What is expected: Print the full listing exactly.

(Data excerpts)
________________________
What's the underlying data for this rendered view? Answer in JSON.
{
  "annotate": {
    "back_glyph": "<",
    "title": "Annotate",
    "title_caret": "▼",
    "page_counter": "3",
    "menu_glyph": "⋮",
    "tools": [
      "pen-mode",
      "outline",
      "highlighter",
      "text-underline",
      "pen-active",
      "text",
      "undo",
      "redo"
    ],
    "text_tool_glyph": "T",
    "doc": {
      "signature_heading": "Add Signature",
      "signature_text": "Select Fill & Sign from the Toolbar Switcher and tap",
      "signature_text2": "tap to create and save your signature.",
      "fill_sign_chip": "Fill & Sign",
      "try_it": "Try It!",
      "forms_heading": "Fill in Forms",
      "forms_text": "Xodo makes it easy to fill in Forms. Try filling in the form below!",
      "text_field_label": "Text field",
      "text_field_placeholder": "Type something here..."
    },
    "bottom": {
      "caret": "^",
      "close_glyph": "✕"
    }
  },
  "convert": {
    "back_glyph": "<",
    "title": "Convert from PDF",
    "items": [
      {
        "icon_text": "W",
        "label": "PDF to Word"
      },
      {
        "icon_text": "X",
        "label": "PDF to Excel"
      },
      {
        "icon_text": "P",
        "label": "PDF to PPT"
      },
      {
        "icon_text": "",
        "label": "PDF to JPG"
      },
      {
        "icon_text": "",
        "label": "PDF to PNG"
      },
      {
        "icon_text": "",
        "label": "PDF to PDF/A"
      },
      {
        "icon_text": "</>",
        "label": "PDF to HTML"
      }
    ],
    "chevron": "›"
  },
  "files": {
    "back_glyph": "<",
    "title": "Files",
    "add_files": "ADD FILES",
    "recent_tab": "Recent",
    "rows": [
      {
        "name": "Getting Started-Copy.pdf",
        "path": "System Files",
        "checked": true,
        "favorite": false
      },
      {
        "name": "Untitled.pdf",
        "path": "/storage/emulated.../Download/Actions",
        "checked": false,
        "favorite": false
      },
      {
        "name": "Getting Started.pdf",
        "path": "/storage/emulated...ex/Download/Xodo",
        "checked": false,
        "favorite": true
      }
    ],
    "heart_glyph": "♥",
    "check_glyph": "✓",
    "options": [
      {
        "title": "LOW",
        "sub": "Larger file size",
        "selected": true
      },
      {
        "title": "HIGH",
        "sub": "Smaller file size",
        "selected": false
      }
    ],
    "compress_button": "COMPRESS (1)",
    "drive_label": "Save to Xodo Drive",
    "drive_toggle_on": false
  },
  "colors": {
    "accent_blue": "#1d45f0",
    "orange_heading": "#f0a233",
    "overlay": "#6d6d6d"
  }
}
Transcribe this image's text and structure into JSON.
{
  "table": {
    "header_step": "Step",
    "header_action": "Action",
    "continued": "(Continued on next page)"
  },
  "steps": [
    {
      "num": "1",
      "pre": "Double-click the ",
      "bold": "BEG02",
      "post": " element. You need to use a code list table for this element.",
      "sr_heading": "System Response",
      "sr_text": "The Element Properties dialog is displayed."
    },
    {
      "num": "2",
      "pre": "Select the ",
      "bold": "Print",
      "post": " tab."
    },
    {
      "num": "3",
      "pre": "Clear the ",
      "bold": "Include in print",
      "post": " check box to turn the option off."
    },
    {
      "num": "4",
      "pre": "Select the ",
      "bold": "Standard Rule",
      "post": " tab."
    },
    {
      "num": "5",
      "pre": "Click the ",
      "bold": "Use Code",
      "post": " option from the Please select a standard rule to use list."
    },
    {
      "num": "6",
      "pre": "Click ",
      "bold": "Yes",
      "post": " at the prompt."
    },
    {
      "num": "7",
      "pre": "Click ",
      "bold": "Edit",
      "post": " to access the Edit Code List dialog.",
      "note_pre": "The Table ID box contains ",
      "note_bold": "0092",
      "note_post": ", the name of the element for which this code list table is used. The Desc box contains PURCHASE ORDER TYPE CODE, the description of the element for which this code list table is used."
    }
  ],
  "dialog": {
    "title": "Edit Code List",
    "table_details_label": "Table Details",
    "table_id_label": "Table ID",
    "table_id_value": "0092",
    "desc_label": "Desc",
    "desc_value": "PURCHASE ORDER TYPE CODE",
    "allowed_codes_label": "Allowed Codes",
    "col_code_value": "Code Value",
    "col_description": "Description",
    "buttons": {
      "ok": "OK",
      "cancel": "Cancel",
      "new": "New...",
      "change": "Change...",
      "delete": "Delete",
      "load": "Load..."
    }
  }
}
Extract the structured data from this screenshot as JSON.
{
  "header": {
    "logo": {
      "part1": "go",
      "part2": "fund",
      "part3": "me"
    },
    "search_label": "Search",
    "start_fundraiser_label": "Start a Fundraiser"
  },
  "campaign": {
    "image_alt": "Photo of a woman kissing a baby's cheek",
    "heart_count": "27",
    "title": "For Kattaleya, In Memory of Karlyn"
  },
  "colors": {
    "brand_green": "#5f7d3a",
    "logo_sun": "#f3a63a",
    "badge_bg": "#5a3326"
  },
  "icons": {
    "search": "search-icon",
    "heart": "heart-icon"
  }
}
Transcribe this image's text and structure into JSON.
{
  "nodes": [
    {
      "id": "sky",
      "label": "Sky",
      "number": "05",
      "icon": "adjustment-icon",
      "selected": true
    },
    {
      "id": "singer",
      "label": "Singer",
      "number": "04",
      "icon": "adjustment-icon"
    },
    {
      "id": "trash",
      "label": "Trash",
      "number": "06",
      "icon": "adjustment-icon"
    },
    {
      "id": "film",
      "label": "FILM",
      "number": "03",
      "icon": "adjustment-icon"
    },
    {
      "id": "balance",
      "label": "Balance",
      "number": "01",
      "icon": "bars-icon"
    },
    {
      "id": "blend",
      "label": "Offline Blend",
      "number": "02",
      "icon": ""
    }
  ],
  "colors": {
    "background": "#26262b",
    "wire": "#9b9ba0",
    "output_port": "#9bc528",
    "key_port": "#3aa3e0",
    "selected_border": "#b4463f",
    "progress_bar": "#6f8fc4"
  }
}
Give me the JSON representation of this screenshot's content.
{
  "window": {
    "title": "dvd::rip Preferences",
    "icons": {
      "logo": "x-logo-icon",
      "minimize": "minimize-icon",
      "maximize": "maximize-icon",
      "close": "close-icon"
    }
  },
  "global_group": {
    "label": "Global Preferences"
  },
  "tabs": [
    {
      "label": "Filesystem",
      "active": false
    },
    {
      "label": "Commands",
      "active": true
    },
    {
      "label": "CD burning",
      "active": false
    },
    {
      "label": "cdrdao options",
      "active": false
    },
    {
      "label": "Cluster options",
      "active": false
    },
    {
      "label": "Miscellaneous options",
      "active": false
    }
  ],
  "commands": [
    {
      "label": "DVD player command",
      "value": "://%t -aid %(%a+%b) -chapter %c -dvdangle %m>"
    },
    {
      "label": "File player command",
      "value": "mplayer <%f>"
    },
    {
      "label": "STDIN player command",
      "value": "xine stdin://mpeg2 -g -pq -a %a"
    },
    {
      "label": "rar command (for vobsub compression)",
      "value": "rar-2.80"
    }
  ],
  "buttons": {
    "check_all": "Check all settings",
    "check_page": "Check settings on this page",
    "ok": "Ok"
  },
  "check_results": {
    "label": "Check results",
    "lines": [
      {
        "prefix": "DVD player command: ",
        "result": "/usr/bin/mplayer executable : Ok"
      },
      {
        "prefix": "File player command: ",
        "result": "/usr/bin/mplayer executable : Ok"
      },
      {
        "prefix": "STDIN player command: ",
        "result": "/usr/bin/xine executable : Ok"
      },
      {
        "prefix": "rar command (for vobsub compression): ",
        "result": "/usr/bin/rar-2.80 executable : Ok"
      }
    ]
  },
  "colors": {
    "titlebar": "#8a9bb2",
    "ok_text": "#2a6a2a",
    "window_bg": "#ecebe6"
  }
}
________________________
Solution for this task:
What's the underlying data for this rendered view? Answer in JSON.
{
  "annotate": {
    "back_glyph": "<",
    "title": "Annotate",
    "title_caret": "▼",
    "page_counter": "3",
    "menu_glyph": "⋮",
    "tools": [
      "pen-mode",
      "outline",
      "highlighter",
      "text-underline",
      "pen-active",
      "text",
      "undo",
      "redo"
    ],
    "text_tool_glyph": "T",
    "doc": {
      "signature_heading": "Add Signature",
      "signature_text": "Select Fill & Sign from the Toolbar Switcher and tap",
      "signature_text2": "tap to create and save your signature.",
      "fill_sign_chip": "Fill & Sign",
      "try_it": "Try It!",
      "forms_heading": "Fill in Forms",
      "forms_text": "Xodo makes it easy to fill in Forms. Try filling in the form below!",
      "text_field_label": "Text field",
      "text_field_placeholder": "Type something here..."
    },
    "bottom": {
      "caret": "^",
      "close_glyph": "✕"
    }
  },
  "convert": {
    "back_glyph": "<",
    "title": "Convert from PDF",
    "items": [
      {
        "icon_text": "W",
        "label": "PDF to Word"
      },
      {
        "icon_text": "X",
        "label": "PDF to Excel"
      },
      {
        "icon_text": "P",
        "label": "PDF to PPT"
      },
      {
        "icon_text": "",
        "label": "PDF to JPG"
      },
      {
        "icon_text": "",
        "label": "PDF to PNG"
      },
      {
        "icon_text": "",
        "label": "PDF to PDF/A"
      },
      {
        "icon_text": "</>",
        "label": "PDF to HTML"
      }
    ],
    "chevron": "›"
  },
  "files": {
    "back_glyph": "<",
    "title": "Files",
    "add_files": "ADD FILES",
    "recent_tab": "Recent",
    "rows": [
      {
        "name": "Getting Started-Copy.pdf",
        "path": "System Files",
        "checked": true,
        "favorite": false
      },
      {
        "name": "Untitled.pdf",
        "path": "/storage/emulated.../Download/Actions",
        "checked": false,
        "favorite": false
      },
      {
        "name": "Getting Started.pdf",
        "path": "/storage/emulated...ex/Download/Xodo",
        "checked": false,
        "favorite": true
      }
    ],
    "heart_glyph": "♥",
    "check_glyph": "✓",
    "options": [
      {
        "title": "LOW",
        "sub": "Larger file size",
        "selected": true
      },
      {
        "title": "HIGH",
        "sub": "Smaller file size",
        "selected": false
      }
    ],
    "compress_button": "COMPRESS (1)",
    "drive_label": "Save to Xodo Drive",
    "drive_toggle_on": false
  },
  "colors": {
    "accent_blue": "#1d45f0",
    "orange_heading": "#f0a233",
    "overlay": "#6d6d6d"
  }
}
Transcribe this image's text and structure into JSON.
{
  "table": {
    "header_step": "Step",
    "header_action": "Action",
    "continued": "(Continued on next page)"
  },
  "steps": [
    {
      "num": "1",
      "pre": "Double-click the ",
      "bold": "BEG02",
      "post": " element. You need to use a code list table for this element.",
      "sr_heading": "System Response",
      "sr_text": "The Element Properties dialog is displayed."
    },
    {
      "num": "2",
      "pre": "Select the ",
      "bold": "Print",
      "post": " tab."
    },
    {
      "num": "3",
      "pre": "Clear the ",
      "bold": "Include in print",
      "post": " check box to turn the option off."
    },
    {
      "num": "4",
      "pre": "Select the ",
      "bold": "Standard Rule",
      "post": " tab."
    },
    {
      "num": "5",
      "pre": "Click the ",
      "bold": "Use Code",
      "post": " option from the Please select a standard rule to use list."
    },
    {
      "num": "6",
      "pre": "Click ",
      "bold": "Yes",
      "post": " at the prompt."
    },
    {
      "num": "7",
      "pre": "Click ",
      "bold": "Edit",
      "post": " to access the Edit Code List dialog.",
      "note_pre": "The Table ID box contains ",
      "note_bold": "0092",
      "note_post": ", the name of the element for which this code list table is used. The Desc box contains PURCHASE ORDER TYPE CODE, the description of the element for which this code list table is used."
    }
  ],
  "dialog": {
    "title": "Edit Code List",
    "table_details_label": "Table Details",
    "table_id_label": "Table ID",
    "table_id_value": "0092",
    "desc_label": "Desc",
    "desc_value": "PURCHASE ORDER TYPE CODE",
    "allowed_codes_label": "Allowed Codes",
    "col_code_value": "Code Value",
    "col_description": "Description",
    "buttons": {
      "ok": "OK",
      "cancel": "Cancel",
      "new": "New...",
      "change": "Change...",
      "delete": "Delete",
      "load": "Load..."
    }
  }
}
Extract the structured data from this screenshot as JSON.
{
  "header": {
    "logo": {
      "part1": "go",
      "part2": "fund",
      "part3": "me"
    },
    "search_label": "Search",
    "start_fundraiser_label": "Start a Fundraiser"
  },
  "campaign": {
    "image_alt": "Photo of a woman kissing a baby's cheek",
    "heart_count": "27",
    "title": "For Kattaleya, In Memory of Karlyn"
  },
  "colors": {
    "brand_green": "#5f7d3a",
    "logo_sun": "#f3a63a",
    "badge_bg": "#5a3326"
  },
  "icons": {
    "search": "search-icon",
    "heart": "heart-icon"
  }
}
Transcribe this image's text and structure into JSON.
{
  "nodes": [
    {
      "id": "sky",
      "label": "Sky",
      "number": "05",
      "icon": "adjustment-icon",
      "selected": true
    },
    {
      "id": "singer",
      "label": "Singer",
      "number": "04",
      "icon": "adjustment-icon"
    },
    {
      "id": "trash",
      "label": "Trash",
      "number": "06",
      "icon": "adjustment-icon"
    },
    {
      "id": "film",
      "label": "FILM",
      "number": "03",
      "icon": "adjustment-icon"
    },
    {
      "id": "balance",
      "label": "Balance",
      "number": "01",
      "icon": "bars-icon"
    },
    {
      "id": "blend",
      "label": "Offline Blend",
      "number": "02",
      "icon": ""
    }
  ],
  "colors": {
    "background": "#26262b",
    "wire": "#9b9ba0",
    "output_port": "#9bc528",
    "key_port": "#3aa3e0",
    "selected_border": "#b4463f",
    "progress_bar": "#6f8fc4"
  }
}
Give me the JSON representation of this screenshot's content.
{
  "window": {
    "title": "dvd::rip Preferences",
    "icons": {
      "logo": "x-logo-icon",
      "minimize": "minimize-icon",
      "maximize": "maximize-icon",
      "close": "close-icon"
    }
  },
  "global_group": {
    "label": "Global Preferences"
  },
  "tabs": [
    {
      "label": "Filesystem",
      "active": false
    },
    {
      "label": "Commands",
      "active": true
    },
    {
      "label": "CD burning",
      "active": false
    },
    {
      "label": "cdrdao options",
      "active": false
    },
    {
      "label": "Cluster options",
      "active": false
    },
    {
      "label": "Miscellaneous options",
      "active": false
    }
  ],
  "commands": [
    {
      "label": "DVD player command",
      "value": "://%t -aid %(%a+%b) -chapter %c -dvdangle %m>"
    },
    {
      "label": "File player command",
      "value": "mplayer <%f>"
    },
    {
      "label": "STDIN player command",
      "value": "xine stdin://mpeg2 -g -pq -a %a"
    },
    {
      "label": "rar command (for vobsub compression)",
      "value": "rar-2.80"
    }
  ],
  "buttons": {
    "check_all": "Check all settings",
    "check_page": "Check settings on this page",
    "ok": "Ok"
  },
  "check_results": {
    "label": "Check results",
    "lines": [
      {
        "prefix": "DVD player command: ",
        "result": "/usr/bin/mplayer executable : Ok"
      },
      {
        "prefix": "File player command: ",
        "result": "/usr/bin/mplayer executable : Ok"
      },
      {
        "prefix": "STDIN player command: ",
        "result": "/usr/bin/xine executable : Ok"
      },
      {
        "prefix": "rar command (for vobsub compression): ",
        "result": "/usr/bin/rar-2.80 executable : Ok"
      }
    ]
  },
  "colors": {
    "titlebar": "#8a9bb2",
    "ok_text": "#2a6a2a",
    "window_bg": "#ecebe6"
  }
}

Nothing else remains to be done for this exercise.